- _TASK PROMPT_: Work out how many lines in the material beneath contain "Ueberläufer". Give only that number.
- Opening Delimiter -
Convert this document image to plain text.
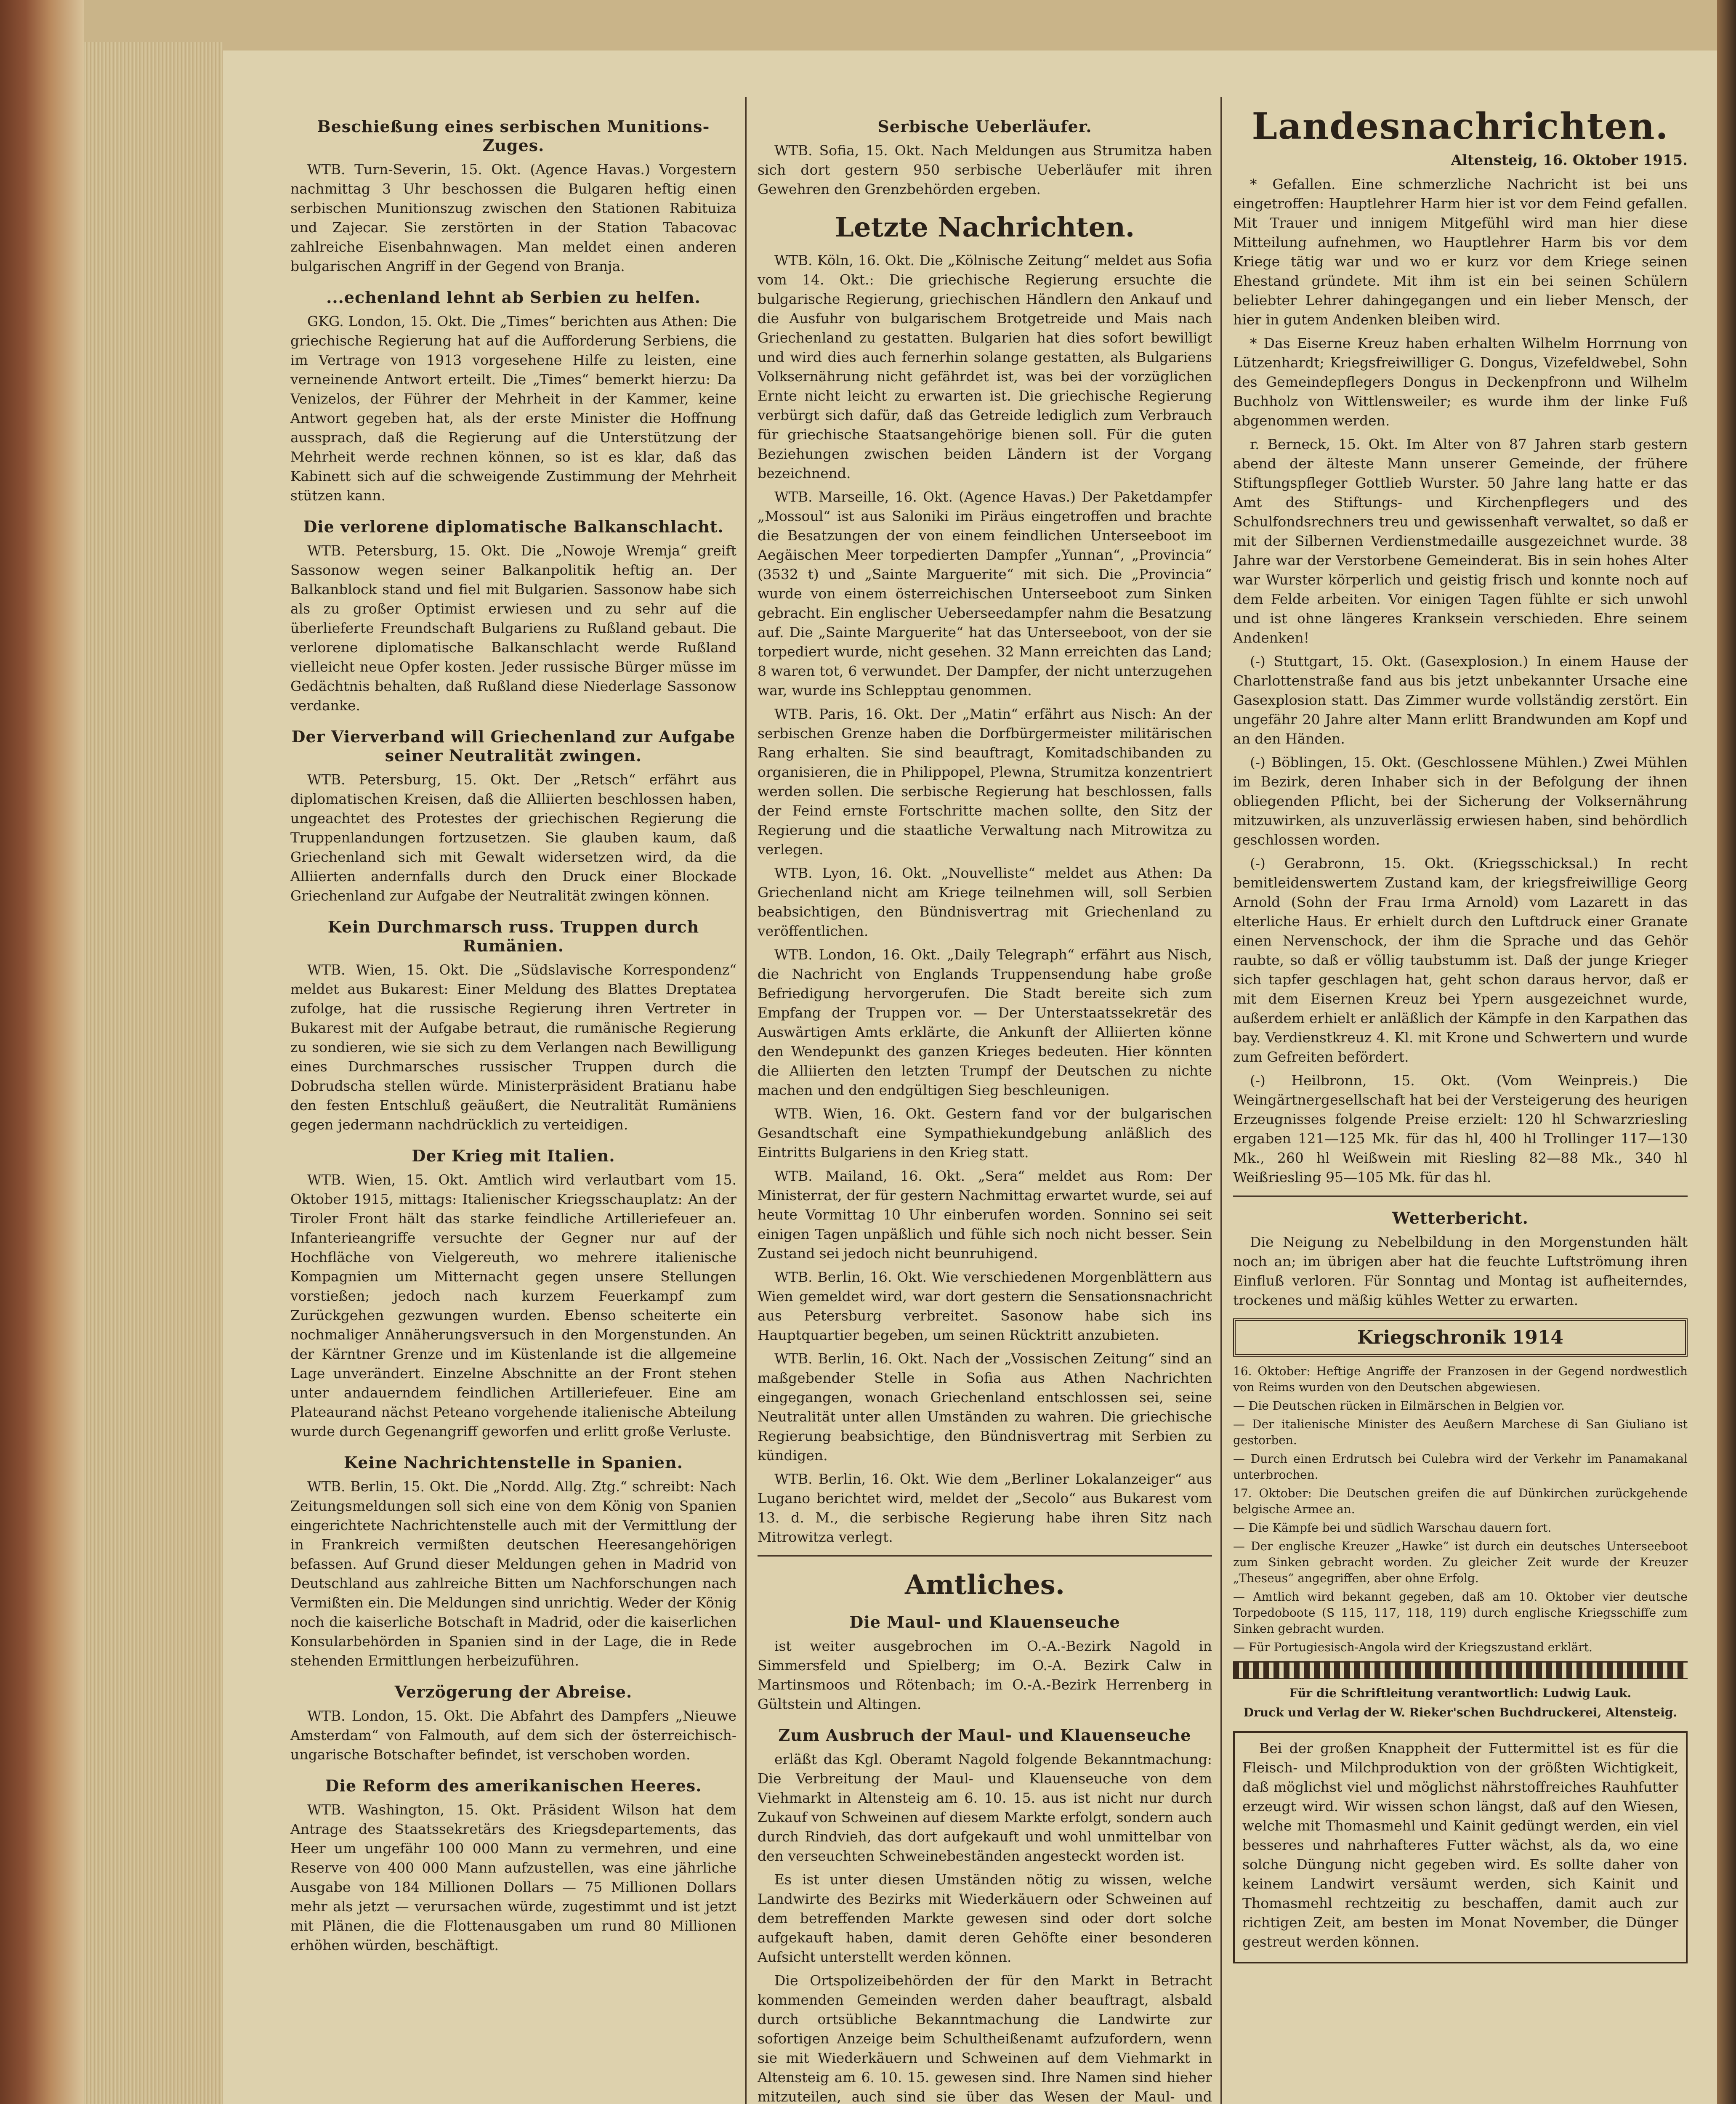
Beschießung eines serbischen Munitions-Zuges.

WTB. Turn-Severin, 15. Okt. (Agence Havas.) Vorgestern nachmittag 3 Uhr beschossen die Bulgaren heftig einen serbischen Munitionszug zwischen den Stationen Rabituiza und Zajecar. Sie zerstörten in der Station Tabacovac zahlreiche Eisenbahnwagen. Man meldet einen anderen bulgarischen Angriff in der Gegend von Branja.

...echenland lehnt ab Serbien zu helfen.

GKG. London, 15. Okt. Die „Times“ berichten aus Athen: Die griechische Regierung hat auf die Aufforderung Serbiens, die im Vertrage von 1913 vorgesehene Hilfe zu leisten, eine verneinende Antwort erteilt. Die „Times“ bemerkt hierzu: Da Venizelos, der Führer der Mehrheit in der Kammer, keine Antwort gegeben hat, als der erste Minister die Hoffnung aussprach, daß die Regierung auf die Unterstützung der Mehrheit werde rechnen können, so ist es klar, daß das Kabinett sich auf die schweigende Zustimmung der Mehrheit stützen kann.

Die verlorene diplomatische Balkanschlacht.

WTB. Petersburg, 15. Okt. Die „Nowoje Wremja“ greift Sassonow wegen seiner Balkanpolitik heftig an. Der Balkanblock stand und fiel mit Bulgarien. Sassonow habe sich als zu großer Optimist erwiesen und zu sehr auf die überlieferte Freundschaft Bulgariens zu Rußland gebaut. Die verlorene diplomatische Balkanschlacht werde Rußland vielleicht neue Opfer kosten. Jeder russische Bürger müsse im Gedächtnis behalten, daß Rußland diese Niederlage Sassonow verdanke.

Der Vierverband will Griechenland zur Aufgabe seiner Neutralität zwingen.

WTB. Petersburg, 15. Okt. Der „Retsch“ erfährt aus diplomatischen Kreisen, daß die Alliierten beschlossen haben, ungeachtet des Protestes der griechischen Regierung die Truppenlandungen fortzusetzen. Sie glauben kaum, daß Griechenland sich mit Gewalt widersetzen wird, da die Alliierten andernfalls durch den Druck einer Blockade Griechenland zur Aufgabe der Neutralität zwingen können.

Kein Durchmarsch russ. Truppen durch Rumänien.

WTB. Wien, 15. Okt. Die „Südslavische Korrespondenz“ meldet aus Bukarest: Einer Meldung des Blattes Dreptatea zufolge, hat die russische Regierung ihren Vertreter in Bukarest mit der Aufgabe betraut, die rumänische Regierung zu sondieren, wie sie sich zu dem Verlangen nach Bewilligung eines Durchmarsches russischer Truppen durch die Dobrudscha stellen würde. Ministerpräsident Bratianu habe den festen Entschluß geäußert, die Neutralität Rumäniens gegen jedermann nachdrücklich zu verteidigen.

Der Krieg mit Italien.

WTB. Wien, 15. Okt. Amtlich wird verlautbart vom 15. Oktober 1915, mittags: Italienischer Kriegsschauplatz: An der Tiroler Front hält das starke feindliche Artilleriefeuer an. Infanterieangriffe versuchte der Gegner nur auf der Hochfläche von Vielgereuth, wo mehrere italienische Kompagnien um Mitternacht gegen unsere Stellungen vorstießen; jedoch nach kurzem Feuerkampf zum Zurückgehen gezwungen wurden. Ebenso scheiterte ein nochmaliger Annäherungsversuch in den Morgenstunden. An der Kärntner Grenze und im Küstenlande ist die allgemeine Lage unverändert. Einzelne Abschnitte an der Front stehen unter andauerndem feindlichen Artilleriefeuer. Eine am Plateaurand nächst Peteano vorgehende italienische Abteilung wurde durch Gegenangriff geworfen und erlitt große Verluste.

Keine Nachrichtenstelle in Spanien.

WTB. Berlin, 15. Okt. Die „Nordd. Allg. Ztg.“ schreibt: Nach Zeitungsmeldungen soll sich eine von dem König von Spanien eingerichtete Nachrichtenstelle auch mit der Vermittlung der in Frankreich vermißten deutschen Heeresangehörigen befassen. Auf Grund dieser Meldungen gehen in Madrid von Deutschland aus zahlreiche Bitten um Nachforschungen nach Vermißten ein. Die Meldungen sind unrichtig. Weder der König noch die kaiserliche Botschaft in Madrid, oder die kaiserlichen Konsularbehörden in Spanien sind in der Lage, die in Rede stehenden Ermittlungen herbeizuführen.

Verzögerung der Abreise.

WTB. London, 15. Okt. Die Abfahrt des Dampfers „Nieuwe Amsterdam“ von Falmouth, auf dem sich der österreichisch-ungarische Botschafter befindet, ist verschoben worden.

Die Reform des amerikanischen Heeres.

WTB. Washington, 15. Okt. Präsident Wilson hat dem Antrage des Staatssekretärs des Kriegsdepartements, das Heer um ungefähr 100 000 Mann zu vermehren, und eine Reserve von 400 000 Mann aufzustellen, was eine jährliche Ausgabe von 184 Millionen Dollars — 75 Millionen Dollars mehr als jetzt — verursachen würde, zugestimmt und ist jetzt mit Plänen, die die Flottenausgaben um rund 80 Millionen erhöhen würden, beschäftigt.

Serbische Ueberläufer.

WTB. Sofia, 15. Okt. Nach Meldungen aus Strumitza haben sich dort gestern 950 serbische Ueberläufer mit ihren Gewehren den Grenzbehörden ergeben.

Letzte Nachrichten.

WTB. Köln, 16. Okt. Die „Kölnische Zeitung“ meldet aus Sofia vom 14. Okt.: Die griechische Regierung ersuchte die bulgarische Regierung, griechischen Händlern den Ankauf und die Ausfuhr von bulgarischem Brotgetreide und Mais nach Griechenland zu gestatten. Bulgarien hat dies sofort bewilligt und wird dies auch fernerhin solange gestatten, als Bulgariens Volksernährung nicht gefährdet ist, was bei der vorzüglichen Ernte nicht leicht zu erwarten ist. Die griechische Regierung verbürgt sich dafür, daß das Getreide lediglich zum Verbrauch für griechische Staatsangehörige bienen soll. Für die guten Beziehungen zwischen beiden Ländern ist der Vorgang bezeichnend.

WTB. Marseille, 16. Okt. (Agence Havas.) Der Paketdampfer „Mossoul“ ist aus Saloniki im Piräus eingetroffen und brachte die Besatzungen der von einem feindlichen Unterseeboot im Aegäischen Meer torpedierten Dampfer „Yunnan“, „Provincia“ (3532 t) und „Sainte Marguerite“ mit sich. Die „Provincia“ wurde von einem österreichischen Unterseeboot zum Sinken gebracht. Ein englischer Ueberseedampfer nahm die Besatzung auf. Die „Sainte Marguerite“ hat das Unterseeboot, von der sie torpediert wurde, nicht gesehen. 32 Mann erreichten das Land; 8 waren tot, 6 verwundet. Der Dampfer, der nicht unterzugehen war, wurde ins Schlepptau genommen.

WTB. Paris, 16. Okt. Der „Matin“ erfährt aus Nisch: An der serbischen Grenze haben die Dorfbürgermeister militärischen Rang erhalten. Sie sind beauftragt, Komitadschibanden zu organisieren, die in Philippopel, Plewna, Strumitza konzentriert werden sollen. Die serbische Regierung hat beschlossen, falls der Feind ernste Fortschritte machen sollte, den Sitz der Regierung und die staatliche Verwaltung nach Mitrowitza zu verlegen.

WTB. Lyon, 16. Okt. „Nouvelliste“ meldet aus Athen: Da Griechenland nicht am Kriege teilnehmen will, soll Serbien beabsichtigen, den Bündnisvertrag mit Griechenland zu veröffentlichen.

WTB. London, 16. Okt. „Daily Telegraph“ erfährt aus Nisch, die Nachricht von Englands Truppensendung habe große Befriedigung hervorgerufen. Die Stadt bereite sich zum Empfang der Truppen vor. — Der Unterstaatssekretär des Auswärtigen Amts erklärte, die Ankunft der Alliierten könne den Wendepunkt des ganzen Krieges bedeuten. Hier könnten die Alliierten den letzten Trumpf der Deutschen zu nichte machen und den endgültigen Sieg beschleunigen.

WTB. Wien, 16. Okt. Gestern fand vor der bulgarischen Gesandtschaft eine Sympathiekundgebung anläßlich des Eintritts Bulgariens in den Krieg statt.

WTB. Mailand, 16. Okt. „Sera“ meldet aus Rom: Der Ministerrat, der für gestern Nachmittag erwartet wurde, sei auf heute Vormittag 10 Uhr einberufen worden. Sonnino sei seit einigen Tagen unpäßlich und fühle sich noch nicht besser. Sein Zustand sei jedoch nicht beunruhigend.

WTB. Berlin, 16. Okt. Wie verschiedenen Morgenblättern aus Wien gemeldet wird, war dort gestern die Sensationsnachricht aus Petersburg verbreitet. Sasonow habe sich ins Hauptquartier begeben, um seinen Rücktritt anzubieten.

WTB. Berlin, 16. Okt. Nach der „Vossischen Zeitung“ sind an maßgebender Stelle in Sofia aus Athen Nachrichten eingegangen, wonach Griechenland entschlossen sei, seine Neutralität unter allen Umständen zu wahren. Die griechische Regierung beabsichtige, den Bündnisvertrag mit Serbien zu kündigen.

WTB. Berlin, 16. Okt. Wie dem „Berliner Lokalanzeiger“ aus Lugano berichtet wird, meldet der „Secolo“ aus Bukarest vom 13. d. M., die serbische Regierung habe ihren Sitz nach Mitrowitza verlegt.

Amtliches.
Die Maul- und Klauenseuche

ist weiter ausgebrochen im O.-A.-Bezirk Nagold in Simmersfeld und Spielberg; im O.-A. Bezirk Calw in Martinsmoos und Rötenbach; im O.-A.-Bezirk Herrenberg in Gültstein und Altingen.

Zum Ausbruch der Maul- und Klauenseuche

erläßt das Kgl. Oberamt Nagold folgende Bekanntmachung: Die Verbreitung der Maul- und Klauenseuche von dem Viehmarkt in Altensteig am 6. 10. 15. aus ist nicht nur durch Zukauf von Schweinen auf diesem Markte erfolgt, sondern auch durch Rindvieh, das dort aufgekauft und wohl unmittelbar von den verseuchten Schweinebeständen angesteckt worden ist.

Es ist unter diesen Umständen nötig zu wissen, welche Landwirte des Bezirks mit Wiederkäuern oder Schweinen auf dem betreffenden Markte gewesen sind oder dort solche aufgekauft haben, damit deren Gehöfte einer besonderen Aufsicht unterstellt werden können.

Die Ortspolizeibehörden der für den Markt in Betracht kommenden Gemeinden werden daher beauftragt, alsbald durch ortsübliche Bekanntmachung die Landwirte zur sofortigen Anzeige beim Schultheißenamt aufzufordern, wenn sie mit Wiederkäuern und Schweinen auf dem Viehmarkt in Altensteig am 6. 10. 15. gewesen sind. Ihre Namen sind hieher mitzuteilen, auch sind sie über das Wesen der Maul- und

Landesnachrichten.
Altensteig, 16. Oktober 1915.

* Gefallen. Eine schmerzliche Nachricht ist bei uns eingetroffen: Hauptlehrer Harm hier ist vor dem Feind gefallen. Mit Trauer und innigem Mitgefühl wird man hier diese Mitteilung aufnehmen, wo Hauptlehrer Harm bis vor dem Kriege tätig war und wo er kurz vor dem Kriege seinen Ehestand gründete. Mit ihm ist ein bei seinen Schülern beliebter Lehrer dahingegangen und ein lieber Mensch, der hier in gutem Andenken bleiben wird.

* Das Eiserne Kreuz haben erhalten Wilhelm Horrnung von Lützenhardt; Kriegsfreiwilliger G. Dongus, Vizefeldwebel, Sohn des Gemeindepflegers Dongus in Deckenpfronn und Wilhelm Buchholz von Wittlensweiler; es wurde ihm der linke Fuß abgenommen werden.

r. Berneck, 15. Okt. Im Alter von 87 Jahren starb gestern abend der älteste Mann unserer Gemeinde, der frühere Stiftungspfleger Gottlieb Wurster. 50 Jahre lang hatte er das Amt des Stiftungs- und Kirchenpflegers und des Schulfondsrechners treu und gewissenhaft verwaltet, so daß er mit der Silbernen Verdienstmedaille ausgezeichnet wurde. 38 Jahre war der Verstorbene Gemeinderat. Bis in sein hohes Alter war Wurster körperlich und geistig frisch und konnte noch auf dem Felde arbeiten. Vor einigen Tagen fühlte er sich unwohl und ist ohne längeres Kranksein verschieden. Ehre seinem Andenken!

(-) Stuttgart, 15. Okt. (Gasexplosion.) In einem Hause der Charlottenstraße fand aus bis jetzt unbekannter Ursache eine Gasexplosion statt. Das Zimmer wurde vollständig zerstört. Ein ungefähr 20 Jahre alter Mann erlitt Brandwunden am Kopf und an den Händen.

(-) Böblingen, 15. Okt. (Geschlossene Mühlen.) Zwei Mühlen im Bezirk, deren Inhaber sich in der Befolgung der ihnen obliegenden Pflicht, bei der Sicherung der Volksernährung mitzuwirken, als unzuverlässig erwiesen haben, sind behördlich geschlossen worden.

(-) Gerabronn, 15. Okt. (Kriegsschicksal.) In recht bemitleidenswertem Zustand kam, der kriegsfreiwillige Georg Arnold (Sohn der Frau Irma Arnold) vom Lazarett in das elterliche Haus. Er erhielt durch den Luftdruck einer Granate einen Nervenschock, der ihm die Sprache und das Gehör raubte, so daß er völlig taubstumm ist. Daß der junge Krieger sich tapfer geschlagen hat, geht schon daraus hervor, daß er mit dem Eisernen Kreuz bei Ypern ausgezeichnet wurde, außerdem erhielt er anläßlich der Kämpfe in den Karpathen das bay. Verdienstkreuz 4. Kl. mit Krone und Schwertern und wurde zum Gefreiten befördert.

(-) Heilbronn, 15. Okt. (Vom Weinpreis.) Die Weingärtnergesellschaft hat bei der Versteigerung des heurigen Erzeugnisses folgende Preise erzielt: 120 hl Schwarzriesling ergaben 121—125 Mk. für das hl, 400 hl Trollinger 117—130 Mk., 260 hl Weißwein mit Riesling 82—88 Mk., 340 hl Weißriesling 95—105 Mk. für das hl.

Wetterbericht.

Die Neigung zu Nebelbildung in den Morgenstunden hält noch an; im übrigen aber hat die feuchte Luftströmung ihren Einfluß verloren. Für Sonntag und Montag ist aufheiterndes, trockenes und mäßig kühles Wetter zu erwarten.

Kriegschronik 1914

16. Oktober: Heftige Angriffe der Franzosen in der Gegend nordwestlich von Reims wurden von den Deutschen abgewiesen.

— Die Deutschen rücken in Eilmärschen in Belgien vor.

— Der italienische Minister des Aeußern Marchese di San Giuliano ist gestorben.

— Durch einen Erdrutsch bei Culebra wird der Verkehr im Panamakanal unterbrochen.

17. Oktober: Die Deutschen greifen die auf Dünkirchen zurückgehende belgische Armee an.

— Die Kämpfe bei und südlich Warschau dauern fort.

— Der englische Kreuzer „Hawke“ ist durch ein deutsches Unterseeboot zum Sinken gebracht worden. Zu gleicher Zeit wurde der Kreuzer „Theseus“ angegriffen, aber ohne Erfolg.

— Amtlich wird bekannt gegeben, daß am 10. Oktober vier deutsche Torpedoboote (S 115, 117, 118, 119) durch englische Kriegsschiffe zum Sinken gebracht wurden.

— Für Portugiesisch-Angola wird der Kriegszustand erklärt.

Für die Schriftleitung verantwortlich: Ludwig Lauk.
Druck und Verlag der W. Rieker'schen Buchdruckerei, Altensteig.

Bei der großen Knappheit der Futtermittel ist es für die Fleisch- und Milchproduktion von der größten Wichtigkeit, daß möglichst viel und möglichst nährstoffreiches Rauhfutter erzeugt wird. Wir wissen schon längst, daß auf den Wiesen, welche mit Thomasmehl und Kainit gedüngt werden, ein viel besseres und nahrhafteres Futter wächst, als da, wo eine solche Düngung nicht gegeben wird. Es sollte daher von keinem Landwirt versäumt werden, sich Kainit und Thomasmehl rechtzeitig zu beschaffen, damit auch zur richtigen Zeit, am besten im Monat November, die Dünger gestreut werden können.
- Closing Delimiter -
- _RESULT OF THE TASK_: 2